▶ [Recorded data]
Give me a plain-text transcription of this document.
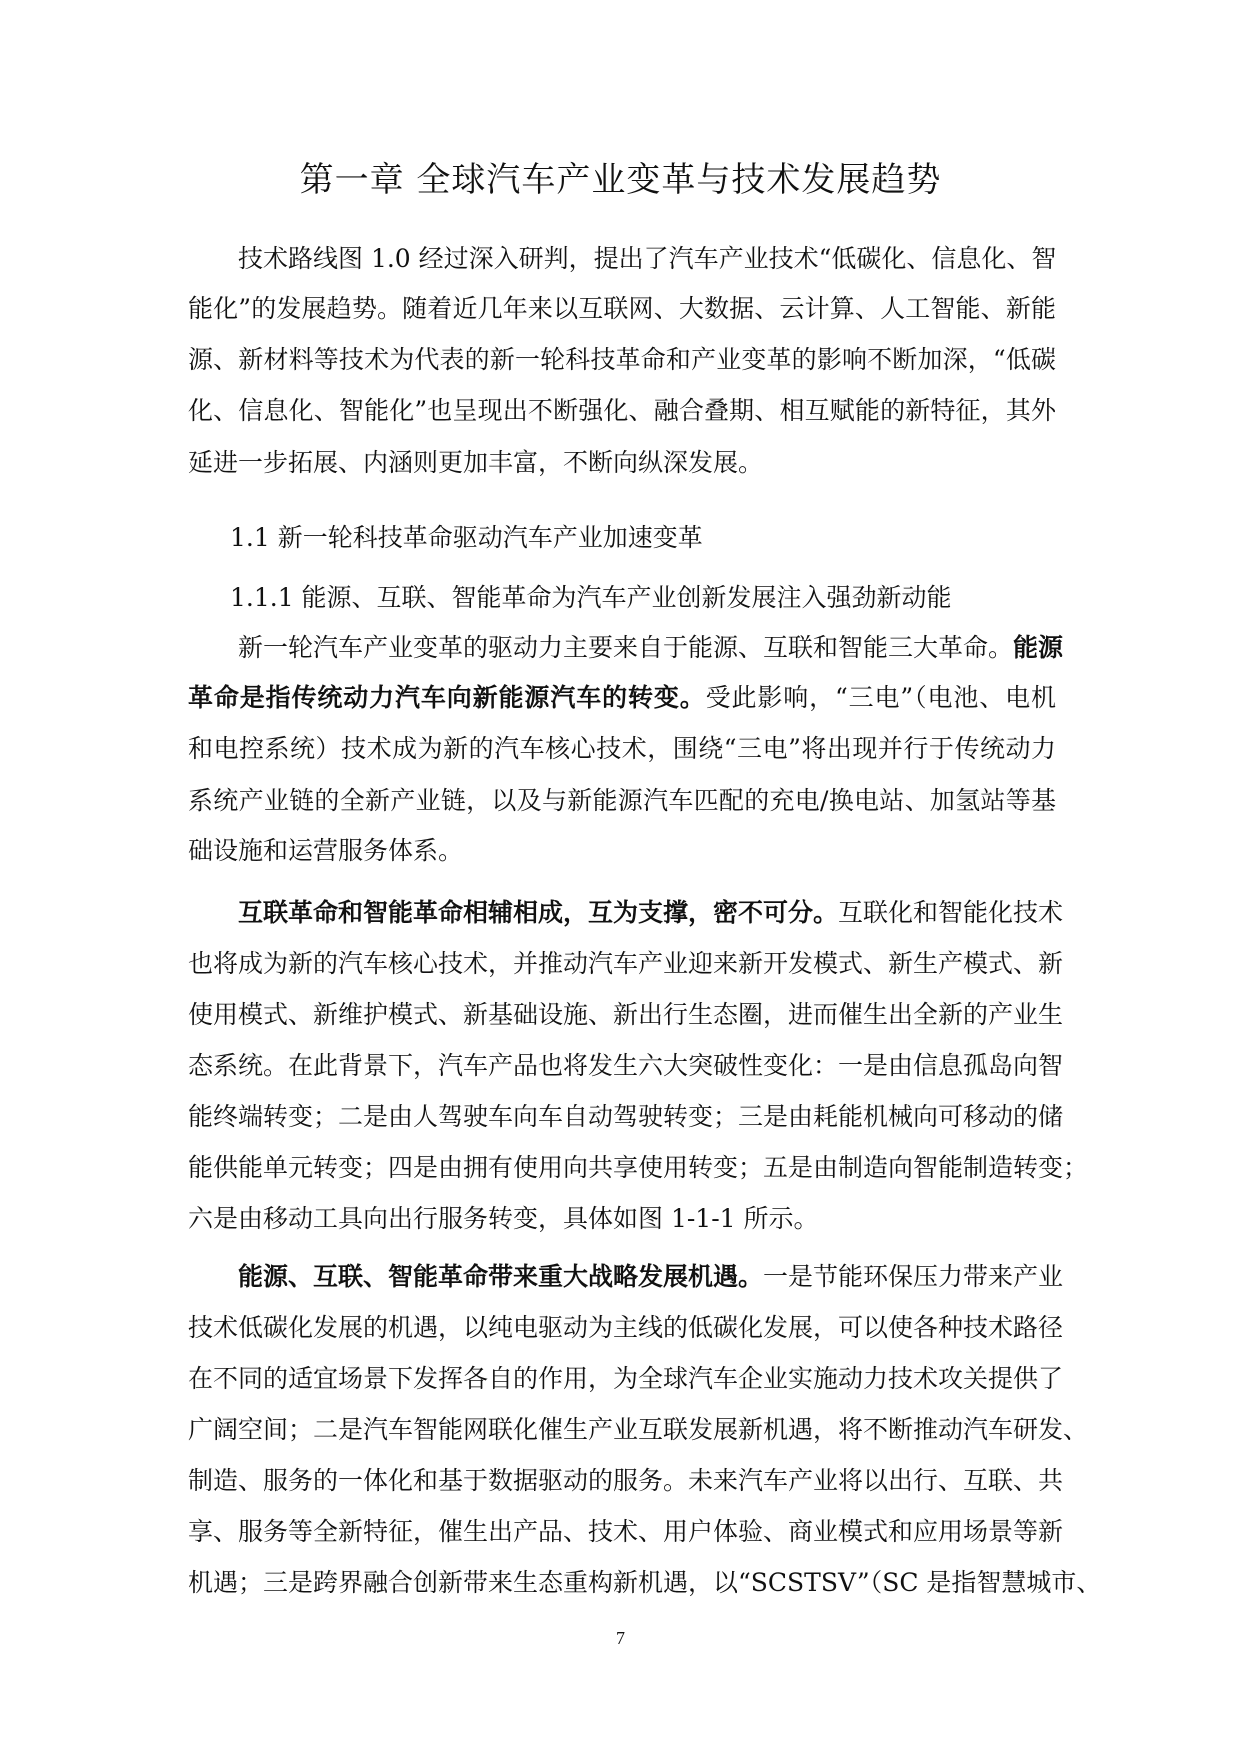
第一章 全球汽车产业变革与技术发展趋势
技术路线图 1.0 经过深入研判，提出了汽车产业技术“低碳化、信息化、智
能化”的发展趋势。随着近几年来以互联网、大数据、云计算、人工智能、新能
源、新材料等技术为代表的新一轮科技革命和产业变革的影响不断加深，“低碳
化、信息化、智能化”也呈现出不断强化、融合叠期、相互赋能的新特征，其外
延进一步拓展、内涵则更加丰富，不断向纵深发展。
1.1 新一轮科技革命驱动汽车产业加速变革
1.1.1 能源、互联、智能革命为汽车产业创新发展注入强劲新动能
新一轮汽车产业变革的驱动力主要来自于能源、互联和智能三大革命。能源
革命是指传统动力汽车向新能源汽车的转变。受此影响，“三电”（电池、电机
和电控系统）技术成为新的汽车核心技术，围绕“三电”将出现并行于传统动力
系统产业链的全新产业链，以及与新能源汽车匹配的充电/换电站、加氢站等基
础设施和运营服务体系。
互联革命和智能革命相辅相成，互为支撑，密不可分。互联化和智能化技术
也将成为新的汽车核心技术，并推动汽车产业迎来新开发模式、新生产模式、新
使用模式、新维护模式、新基础设施、新出行生态圈，进而催生出全新的产业生
态系统。在此背景下，汽车产品也将发生六大突破性变化：一是由信息孤岛向智
能终端转变；二是由人驾驶车向车自动驾驶转变；三是由耗能机械向可移动的储
能供能单元转变；四是由拥有使用向共享使用转变；五是由制造向智能制造转变；
六是由移动工具向出行服务转变，具体如图 1-1-1 所示。
能源、互联、智能革命带来重大战略发展机遇。一是节能环保压力带来产业
技术低碳化发展的机遇，以纯电驱动为主线的低碳化发展，可以使各种技术路径
在不同的适宜场景下发挥各自的作用，为全球汽车企业实施动力技术攻关提供了
广阔空间；二是汽车智能网联化催生产业互联发展新机遇，将不断推动汽车研发、
制造、服务的一体化和基于数据驱动的服务。未来汽车产业将以出行、互联、共
享、服务等全新特征，催生出产品、技术、用户体验、商业模式和应用场景等新
机遇；三是跨界融合创新带来生态重构新机遇，以“SCSTSV”（SC 是指智慧城市、
7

▶ [Task details] Give an exact reproduction of every line, leaving out any picture.

▶ [Problem solution]
Give me a plain-text transcription of this document.
第一章 全球汽车产业变革与技术发展趋势
技术路线图 1.0 经过深入研判，提出了汽车产业技术“低碳化、信息化、智
能化”的发展趋势。随着近几年来以互联网、大数据、云计算、人工智能、新能
源、新材料等技术为代表的新一轮科技革命和产业变革的影响不断加深，“低碳
化、信息化、智能化”也呈现出不断强化、融合叠期、相互赋能的新特征，其外
延进一步拓展、内涵则更加丰富，不断向纵深发展。
1.1 新一轮科技革命驱动汽车产业加速变革
1.1.1 能源、互联、智能革命为汽车产业创新发展注入强劲新动能
新一轮汽车产业变革的驱动力主要来自于能源、互联和智能三大革命。能源
革命是指传统动力汽车向新能源汽车的转变。受此影响，“三电”（电池、电机
和电控系统）技术成为新的汽车核心技术，围绕“三电”将出现并行于传统动力
系统产业链的全新产业链，以及与新能源汽车匹配的充电/换电站、加氢站等基
础设施和运营服务体系。
互联革命和智能革命相辅相成，互为支撑，密不可分。互联化和智能化技术
也将成为新的汽车核心技术，并推动汽车产业迎来新开发模式、新生产模式、新
使用模式、新维护模式、新基础设施、新出行生态圈，进而催生出全新的产业生
态系统。在此背景下，汽车产品也将发生六大突破性变化：一是由信息孤岛向智
能终端转变；二是由人驾驶车向车自动驾驶转变；三是由耗能机械向可移动的储
能供能单元转变；四是由拥有使用向共享使用转变；五是由制造向智能制造转变；
六是由移动工具向出行服务转变，具体如图 1-1-1 所示。
能源、互联、智能革命带来重大战略发展机遇。一是节能环保压力带来产业
技术低碳化发展的机遇，以纯电驱动为主线的低碳化发展，可以使各种技术路径
在不同的适宜场景下发挥各自的作用，为全球汽车企业实施动力技术攻关提供了
广阔空间；二是汽车智能网联化催生产业互联发展新机遇，将不断推动汽车研发、
制造、服务的一体化和基于数据驱动的服务。未来汽车产业将以出行、互联、共
享、服务等全新特征，催生出产品、技术、用户体验、商业模式和应用场景等新
机遇；三是跨界融合创新带来生态重构新机遇，以“SCSTSV”（SC 是指智慧城市、
7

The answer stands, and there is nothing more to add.